Collection entries
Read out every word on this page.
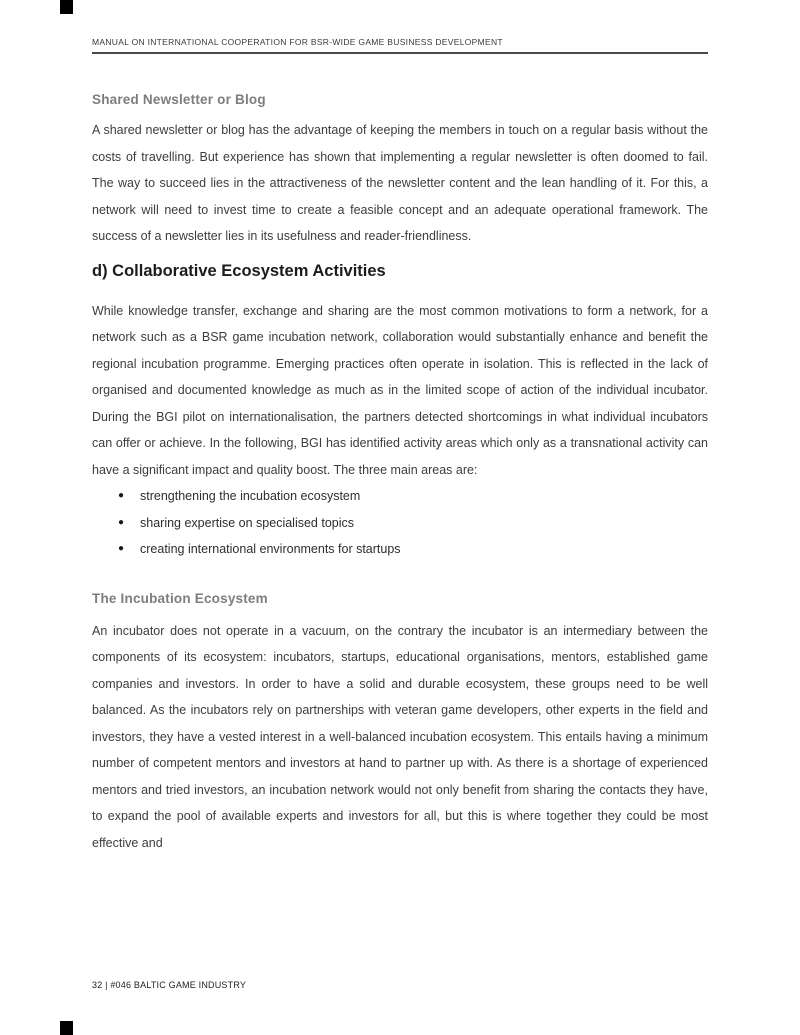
MANUAL ON INTERNATIONAL COOPERATION FOR BSR-WIDE GAME BUSINESS DEVELOPMENT
Shared Newsletter or Blog

A shared newsletter or blog has the advantage of keeping the members in touch on a regular basis without the costs of travelling. But experience has shown that implementing a regular newsletter is often doomed to fail. The way to succeed lies in the attractiveness of the newsletter content and the lean handling of it. For this, a network will need to invest time to create a feasible concept and an adequate operational framework. The success of a newsletter lies in its usefulness and reader-friendliness.

d) Collaborative Ecosystem Activities

While knowledge transfer, exchange and sharing are the most common motivations to form a network, for a network such as a BSR game incubation network, collaboration would substantially enhance and benefit the regional incubation programme. Emerging practices often operate in isolation. This is reflected in the lack of organised and documented knowledge as much as in the limited scope of action of the individual incubator. During the BGI pilot on internationalisation, the partners detected shortcomings in what individual incubators can offer or achieve. In the following, BGI has identified activity areas which only as a transnational activity can have a significant impact and quality boost. The three main areas are:

●	strengthening the incubation ecosystem
●	sharing expertise on specialised topics
●	creating international environments for startups
The Incubation Ecosystem

An incubator does not operate in a vacuum, on the contrary the incubator is an intermediary between the components of its ecosystem: incubators, startups, educational organisations, mentors, established game companies and investors. In order to have a solid and durable ecosystem, these groups need to be well balanced. As the incubators rely on partnerships with veteran game developers, other experts in the field and investors, they have a vested interest in a well-balanced incubation ecosystem. This entails having a minimum number of competent mentors and investors at hand to partner up with. As there is a shortage of experienced mentors and tried investors, an incubation network would not only benefit from sharing the contacts they have, to expand the pool of available experts and investors for all, but this is where together they could be most effective and

32 | #046 BALTIC GAME INDUSTRY
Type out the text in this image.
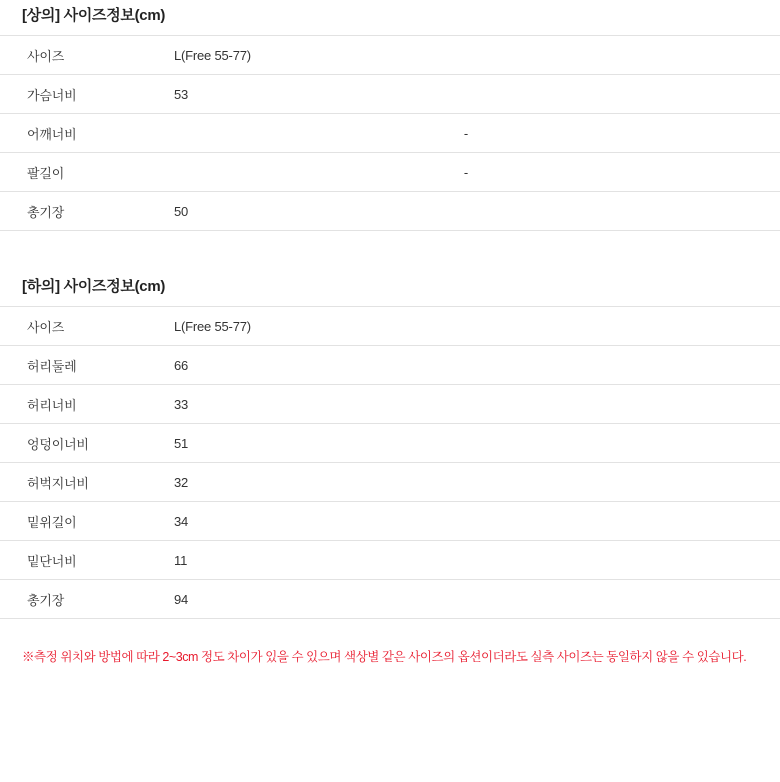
[상의] 사이즈정보(cm)
사이즈	L(Free 55-77)
가슴너비	53
어깨너비	-
팔길이	-
총기장	50
[하의] 사이즈정보(cm)
사이즈	L(Free 55-77)
허리둘레	66
허리너비	33
엉덩이너비	51
허벅지너비	32
밑위길이	34
밑단너비	11
총기장	94
※측정 위치와 방법에 따라 2~3cm 정도 차이가 있을 수 있으며 색상별 같은 사이즈의 옵션이더라도 실측 사이즈는 동일하지 않을 수 있습니다.
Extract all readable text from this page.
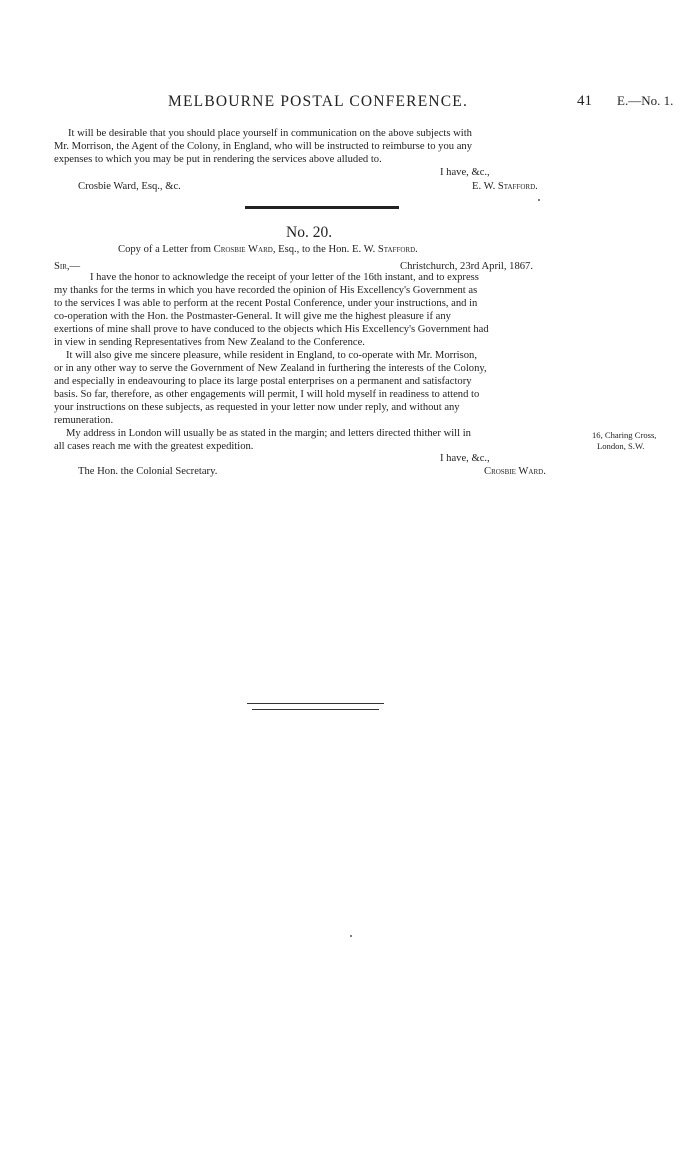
MELBOURNE POSTAL CONFERENCE.	41 E.—No. 1.
It will be desirable that you should place yourself in communication on the above subjects with
Mr. Morrison, the Agent of the Colony, in England, who will be instructed to reimburse to you any
expenses to which you may be put in rendering the services above alluded to.
I have, &c.,
Crosbie Ward, Esq., &c.	E. W. Stafford.
No. 20.
Copy of a Letter from Crosbie Ward, Esq., to the Hon. E. W. Stafford.
Sir,—	Christchurch, 23rd April, 1867.
I have the honor to acknowledge the receipt of your letter of the 16th instant, and to express
my thanks for the terms in which you have recorded the opinion of His Excellency's Government as
to the services I was able to perform at the recent Postal Conference, under your instructions, and in
co-operation with the Hon. the Postmaster-General. It will give me the highest pleasure if any
exertions of mine shall prove to have conduced to the objects which His Excellency's Government had
in view in sending Representatives from New Zealand to the Conference.
It will also give me sincere pleasure, while resident in England, to co-operate with Mr. Morrison,
or in any other way to serve the Government of New Zealand in furthering the interests of the Colony,
and especially in endeavouring to place its large postal enterprises on a permanent and satisfactory
basis. So far, therefore, as other engagements will permit, I will hold myself in readiness to attend to
your instructions on these subjects, as requested in your letter now under reply, and without any
remuneration.
My address in London will usually be as stated in the margin; and letters directed thither will in
all cases reach me with the greatest expedition.
16, Charing Cross,
London, S.W.
I have, &c.,
The Hon. the Colonial Secretary.	Crosbie Ward.
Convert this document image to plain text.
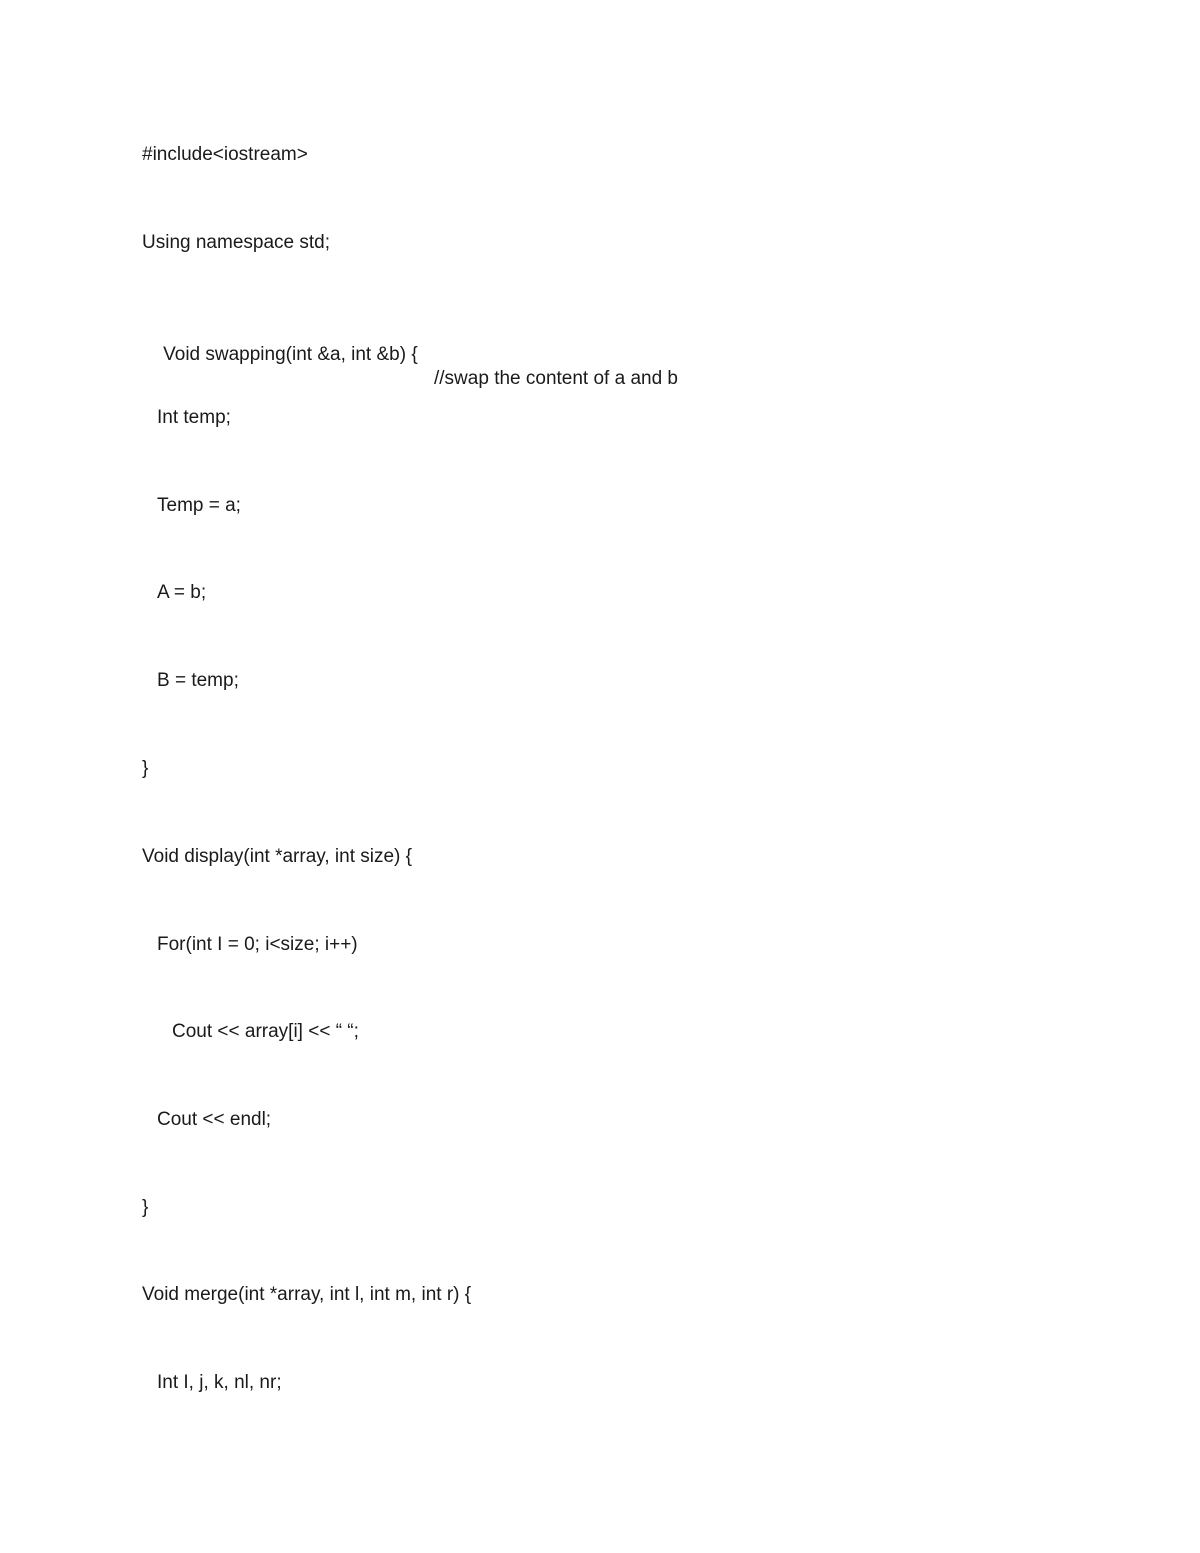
#include<iostream>
Using namespace std;

Void swapping(int &a, int &b) {

//swap the content of a and b

Int temp;
Temp = a;
A = b;
B = temp;
}
Void display(int *array, int size) {
For(int I = 0; i<size; i++)
Cout << array[i] << “ “;
Cout << endl;
}
Void merge(int *array, int l, int m, int r) {
Int I, j, k, nl, nr;
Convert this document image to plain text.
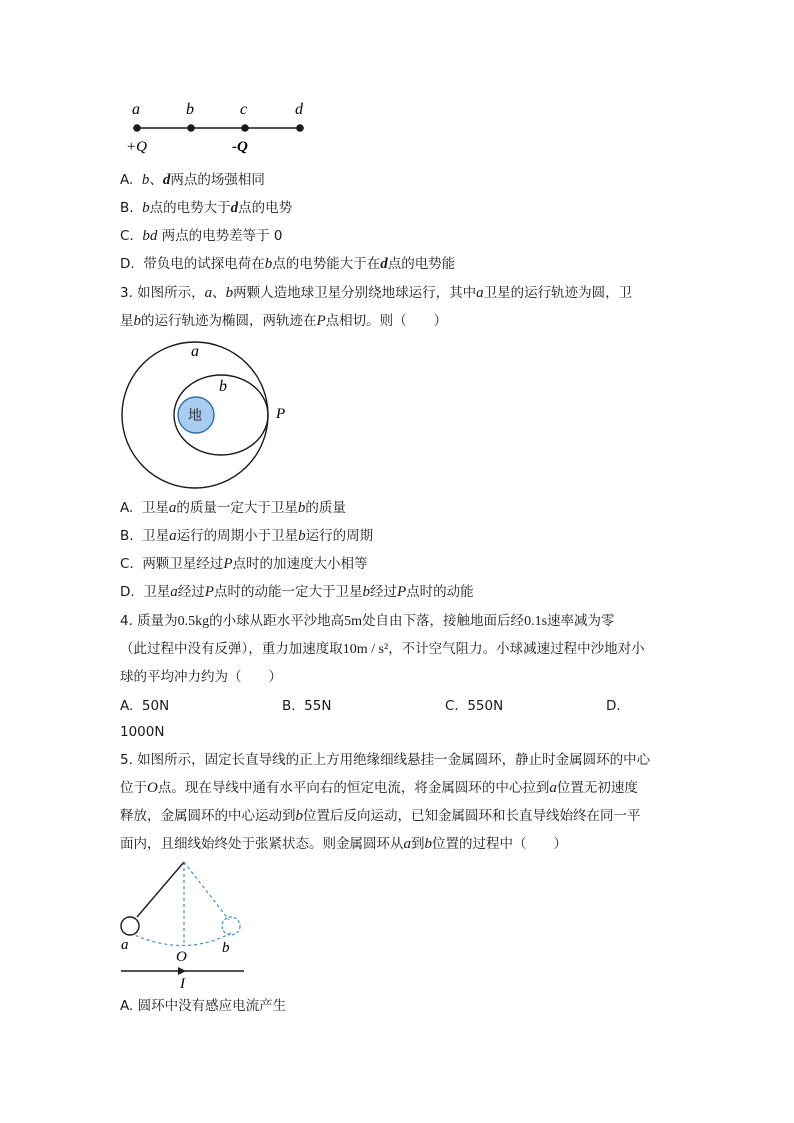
a	b	c	d
+Q	-Q
A. b、d两点的场强相同
B. b点的电势大于d点的电势
C. bd 两点的电势差等于 0
D. 带负电的试探电荷在b点的电势能大于在d点的电势能
3. 如图所示，a、b两颗人造地球卫星分别绕地球运行，其中a卫星的运行轨迹为圆，卫
星b的运行轨迹为椭圆，两轨迹在P点相切。则（　　）
地
a
b
P
A. 卫星a的质量一定大于卫星b的质量
B. 卫星a运行的周期小于卫星b运行的周期
C. 两颗卫星经过P点时的加速度大小相等
D. 卫星a经过P点时的动能一定大于卫星b经过P点时的动能
4. 质量为0.5kg的小球从距水平沙地高5m处自由下落，接触地面后经0.1s速率减为零
（此过程中没有反弹），重力加速度取10m / s²，不计空气阻力。小球减速过程中沙地对小
球的平均冲力约为（　　）
A. 50N	B. 55N	C. 550N	D.
1000N
5. 如图所示，固定长直导线的正上方用绝缘细线悬挂一金属圆环，静止时金属圆环的中心
位于O点。现在导线中通有水平向右的恒定电流，将金属圆环的中心拉到a位置无初速度
释放，金属圆环的中心运动到b位置后反向运动，已知金属圆环和长直导线始终在同一平
面内，且细线始终处于张紧状态。则金属圆环从a到b位置的过程中（　　）
a	b
O
I
A. 圆环中没有感应电流产生
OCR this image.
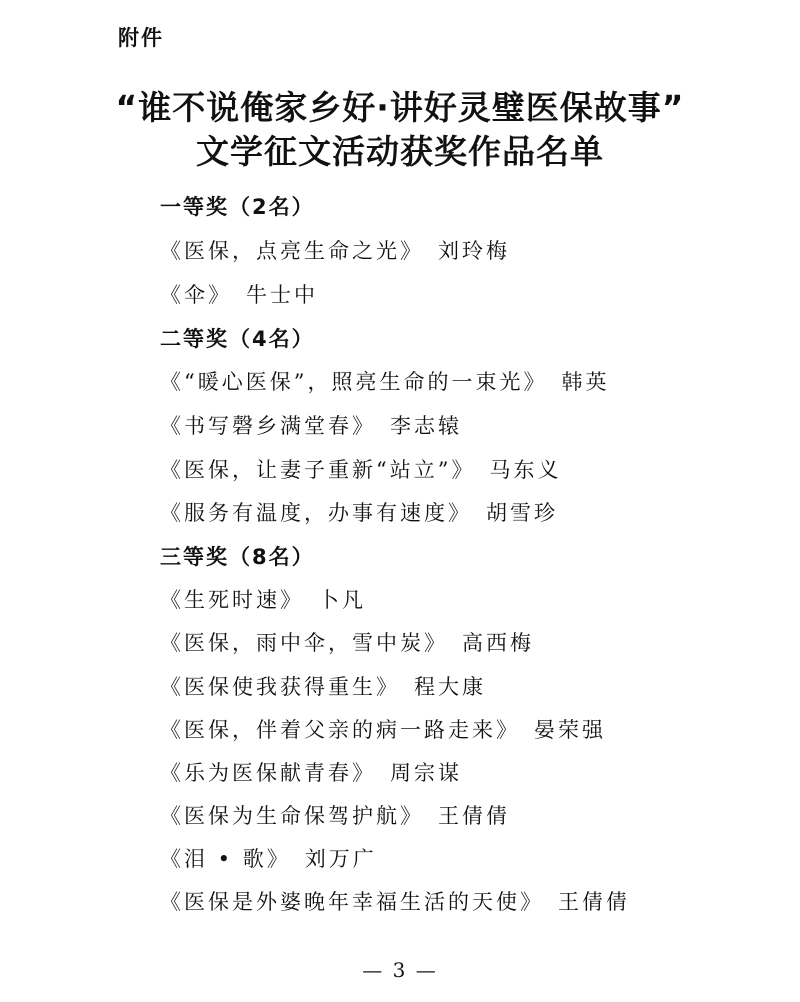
附件
“谁不说俺家乡好·讲好灵璧医保故事”
文学征文活动获奖作品名单
一等奖（2名）
《医保，点亮生命之光》 刘玲梅
《伞》 牛士中
二等奖（4名）
《“暖心医保”，照亮生命的一束光》 韩英
《书写磬乡满堂春》 李志辕
《医保，让妻子重新“站立”》 马东义
《服务有温度，办事有速度》 胡雪珍
三等奖（8名）
《生死时速》 卜凡
《医保，雨中伞，雪中炭》 高西梅
《医保使我获得重生》 程大康
《医保，伴着父亲的病一路走来》 晏荣强
《乐为医保献青春》 周宗谋
《医保为生命保驾护航》 王倩倩
《泪 • 歌》 刘万广
《医保是外婆晚年幸福生活的天使》 王倩倩
— 3 —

[Exercise] Leaving all pictures aside, quote each record exactly.

[Answer to this task]
Read out every word on this page.
MANUAL ON INTERNATIONAL COOPERATION FOR BSR-WIDE GAME BUSINESS DEVELOPMENT
Shared Newsletter or Blog

A shared newsletter or blog has the advantage of keeping the members in touch on a regular basis without the costs of travelling. But experience has shown that implementing a regular newsletter is often doomed to fail. The way to succeed lies in the attractiveness of the newsletter content and the lean handling of it. For this, a network will need to invest time to create a feasible concept and an adequate operational framework. The success of a newsletter lies in its usefulness and reader-friendliness.

d) Collaborative Ecosystem Activities

While knowledge transfer, exchange and sharing are the most common motivations to form a network, for a network such as a BSR game incubation network, collaboration would substantially enhance and benefit the regional incubation programme. Emerging practices often operate in isolation. This is reflected in the lack of organised and documented knowledge as much as in the limited scope of action of the individual incubator. During the BGI pilot on internationalisation, the partners detected shortcomings in what individual incubators can offer or achieve. In the following, BGI has identified activity areas which only as a transnational activity can have a significant impact and quality boost. The three main areas are:

●	strengthening the incubation ecosystem
●	sharing expertise on specialised topics
●	creating international environments for startups
The Incubation Ecosystem

An incubator does not operate in a vacuum, on the contrary the incubator is an intermediary between the components of its ecosystem: incubators, startups, educational organisations, mentors, established game companies and investors. In order to have a solid and durable ecosystem, these groups need to be well balanced. As the incubators rely on partnerships with veteran game developers, other experts in the field and investors, they have a vested interest in a well-balanced incubation ecosystem. This entails having a minimum number of competent mentors and investors at hand to partner up with. As there is a shortage of experienced mentors and tried investors, an incubation network would not only benefit from sharing the contacts they have, to expand the pool of available experts and investors for all, but this is where together they could be most effective and

32 | #046 BALTIC GAME INDUSTRY
Type out the text in this image.
[상의] 사이즈정보(cm)
사이즈	L(Free 55-77)
가슴너비	53
어깨너비	-
팔길이	-
총기장	50
[하의] 사이즈정보(cm)
사이즈	L(Free 55-77)
허리둘레	66
허리너비	33
엉덩이너비	51
허벅지너비	32
밑위길이	34
밑단너비	11
총기장	94
※측정 위치와 방법에 따라 2~3cm 정도 차이가 있을 수 있으며 색상별 같은 사이즈의 옵션이더라도 실측 사이즈는 동일하지 않을 수 있습니다.
Extract all readable text from this page.
MELBOURNE POSTAL CONFERENCE.	41 E.—No. 1.
It will be desirable that you should place yourself in communication on the above subjects with
Mr. Morrison, the Agent of the Colony, in England, who will be instructed to reimburse to you any
expenses to which you may be put in rendering the services above alluded to.
I have, &c.,
Crosbie Ward, Esq., &c.	E. W. Stafford.
No. 20.
Copy of a Letter from Crosbie Ward, Esq., to the Hon. E. W. Stafford.
Sir,—	Christchurch, 23rd April, 1867.
I have the honor to acknowledge the receipt of your letter of the 16th instant, and to express
my thanks for the terms in which you have recorded the opinion of His Excellency's Government as
to the services I was able to perform at the recent Postal Conference, under your instructions, and in
co-operation with the Hon. the Postmaster-General. It will give me the highest pleasure if any
exertions of mine shall prove to have conduced to the objects which His Excellency's Government had
in view in sending Representatives from New Zealand to the Conference.
It will also give me sincere pleasure, while resident in England, to co-operate with Mr. Morrison,
or in any other way to serve the Government of New Zealand in furthering the interests of the Colony,
and especially in endeavouring to place its large postal enterprises on a permanent and satisfactory
basis. So far, therefore, as other engagements will permit, I will hold myself in readiness to attend to
your instructions on these subjects, as requested in your letter now under reply, and without any
remuneration.
My address in London will usually be as stated in the margin; and letters directed thither will in
all cases reach me with the greatest expedition.
16, Charing Cross,
London, S.W.
I have, &c.,
The Hon. the Colonial Secretary.	Crosbie Ward.
Convert this document image to plain text.
#include<iostream>
Using namespace std;

Void swapping(int &a, int &b) {

//swap the content of a and b

Int temp;
Temp = a;
A = b;
B = temp;
}
Void display(int *array, int size) {
For(int I = 0; i<size; i++)
Cout << array[i] << “ “;
Cout << endl;
}
Void merge(int *array, int l, int m, int r) {
Int I, j, k, nl, nr;
Convert this document image to plain text.
a	b	c	d
+Q	-Q
A. b、d两点的场强相同
B. b点的电势大于d点的电势
C. bd 两点的电势差等于 0
D. 带负电的试探电荷在b点的电势能大于在d点的电势能
3. 如图所示，a、b两颗人造地球卫星分别绕地球运行，其中a卫星的运行轨迹为圆，卫
星b的运行轨迹为椭圆，两轨迹在P点相切。则（　　）
地
a
b
P
A. 卫星a的质量一定大于卫星b的质量
B. 卫星a运行的周期小于卫星b运行的周期
C. 两颗卫星经过P点时的加速度大小相等
D. 卫星a经过P点时的动能一定大于卫星b经过P点时的动能
4. 质量为0.5kg的小球从距水平沙地高5m处自由下落，接触地面后经0.1s速率减为零
（此过程中没有反弹），重力加速度取10m / s²，不计空气阻力。小球减速过程中沙地对小
球的平均冲力约为（　　）
A. 50N	B. 55N	C. 550N	D.
1000N
5. 如图所示，固定长直导线的正上方用绝缘细线悬挂一金属圆环，静止时金属圆环的中心
位于O点。现在导线中通有水平向右的恒定电流，将金属圆环的中心拉到a位置无初速度
释放，金属圆环的中心运动到b位置后反向运动，已知金属圆环和长直导线始终在同一平
面内，且细线始终处于张紧状态。则金属圆环从a到b位置的过程中（　　）
a	b
O
I
A. 圆环中没有感应电流产生
OCR this image.
附件
“谁不说俺家乡好·讲好灵璧医保故事”
文学征文活动获奖作品名单
一等奖（2名）
《医保，点亮生命之光》 刘玲梅
《伞》 牛士中
二等奖（4名）
《“暖心医保”，照亮生命的一束光》 韩英
《书写磬乡满堂春》 李志辕
《医保，让妻子重新“站立”》 马东义
《服务有温度，办事有速度》 胡雪珍
三等奖（8名）
《生死时速》 卜凡
《医保，雨中伞，雪中炭》 高西梅
《医保使我获得重生》 程大康
《医保，伴着父亲的病一路走来》 晏荣强
《乐为医保献青春》 周宗谋
《医保为生命保驾护航》 王倩倩
《泪 • 歌》 刘万广
《医保是外婆晚年幸福生活的天使》 王倩倩
— 3 —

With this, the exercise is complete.